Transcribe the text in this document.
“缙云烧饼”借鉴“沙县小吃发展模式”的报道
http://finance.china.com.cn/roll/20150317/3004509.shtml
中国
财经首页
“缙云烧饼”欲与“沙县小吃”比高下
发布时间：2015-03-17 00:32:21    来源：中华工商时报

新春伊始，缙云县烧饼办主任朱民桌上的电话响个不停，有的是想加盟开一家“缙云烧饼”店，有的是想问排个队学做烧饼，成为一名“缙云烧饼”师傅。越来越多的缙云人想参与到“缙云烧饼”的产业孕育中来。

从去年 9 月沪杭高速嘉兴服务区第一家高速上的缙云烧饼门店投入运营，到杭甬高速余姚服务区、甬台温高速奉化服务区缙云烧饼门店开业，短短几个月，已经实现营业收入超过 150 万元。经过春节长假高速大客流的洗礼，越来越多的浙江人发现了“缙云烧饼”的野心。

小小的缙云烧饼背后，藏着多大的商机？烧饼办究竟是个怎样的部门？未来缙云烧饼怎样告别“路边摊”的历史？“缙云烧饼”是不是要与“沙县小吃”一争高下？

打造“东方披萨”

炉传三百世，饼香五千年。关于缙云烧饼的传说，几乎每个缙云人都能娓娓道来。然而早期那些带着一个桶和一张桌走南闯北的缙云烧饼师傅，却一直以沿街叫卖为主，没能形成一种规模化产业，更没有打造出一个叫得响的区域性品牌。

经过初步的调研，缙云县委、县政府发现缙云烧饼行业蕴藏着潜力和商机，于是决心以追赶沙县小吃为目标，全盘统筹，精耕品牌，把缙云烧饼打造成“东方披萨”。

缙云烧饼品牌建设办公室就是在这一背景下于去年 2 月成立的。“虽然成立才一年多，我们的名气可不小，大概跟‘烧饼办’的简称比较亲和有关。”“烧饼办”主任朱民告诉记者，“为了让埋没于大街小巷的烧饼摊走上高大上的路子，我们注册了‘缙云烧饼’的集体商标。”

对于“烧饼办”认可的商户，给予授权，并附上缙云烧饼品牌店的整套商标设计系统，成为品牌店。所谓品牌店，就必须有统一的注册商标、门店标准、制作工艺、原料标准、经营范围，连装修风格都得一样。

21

> _WRITTEN PROBLEM_: Repeat every entry exactly as written above.

> _RESULT_:
Transcribe the text in this document.
“缙云烧饼”借鉴“沙县小吃发展模式”的报道
http://finance.china.com.cn/roll/20150317/3004509.shtml
中国
财经首页
“缙云烧饼”欲与“沙县小吃”比高下
发布时间：2015-03-17 00:32:21    来源：中华工商时报

新春伊始，缙云县烧饼办主任朱民桌上的电话响个不停，有的是想加盟开一家“缙云烧饼”店，有的是想问排个队学做烧饼，成为一名“缙云烧饼”师傅。越来越多的缙云人想参与到“缙云烧饼”的产业孕育中来。

从去年 9 月沪杭高速嘉兴服务区第一家高速上的缙云烧饼门店投入运营，到杭甬高速余姚服务区、甬台温高速奉化服务区缙云烧饼门店开业，短短几个月，已经实现营业收入超过 150 万元。经过春节长假高速大客流的洗礼，越来越多的浙江人发现了“缙云烧饼”的野心。

小小的缙云烧饼背后，藏着多大的商机？烧饼办究竟是个怎样的部门？未来缙云烧饼怎样告别“路边摊”的历史？“缙云烧饼”是不是要与“沙县小吃”一争高下？

打造“东方披萨”

炉传三百世，饼香五千年。关于缙云烧饼的传说，几乎每个缙云人都能娓娓道来。然而早期那些带着一个桶和一张桌走南闯北的缙云烧饼师傅，却一直以沿街叫卖为主，没能形成一种规模化产业，更没有打造出一个叫得响的区域性品牌。

经过初步的调研，缙云县委、县政府发现缙云烧饼行业蕴藏着潜力和商机，于是决心以追赶沙县小吃为目标，全盘统筹，精耕品牌，把缙云烧饼打造成“东方披萨”。

缙云烧饼品牌建设办公室就是在这一背景下于去年 2 月成立的。“虽然成立才一年多，我们的名气可不小，大概跟‘烧饼办’的简称比较亲和有关。”“烧饼办”主任朱民告诉记者，“为了让埋没于大街小巷的烧饼摊走上高大上的路子，我们注册了‘缙云烧饼’的集体商标。”

对于“烧饼办”认可的商户，给予授权，并附上缙云烧饼品牌店的整套商标设计系统，成为品牌店。所谓品牌店，就必须有统一的注册商标、门店标准、制作工艺、原料标准、经营范围，连装修风格都得一样。

21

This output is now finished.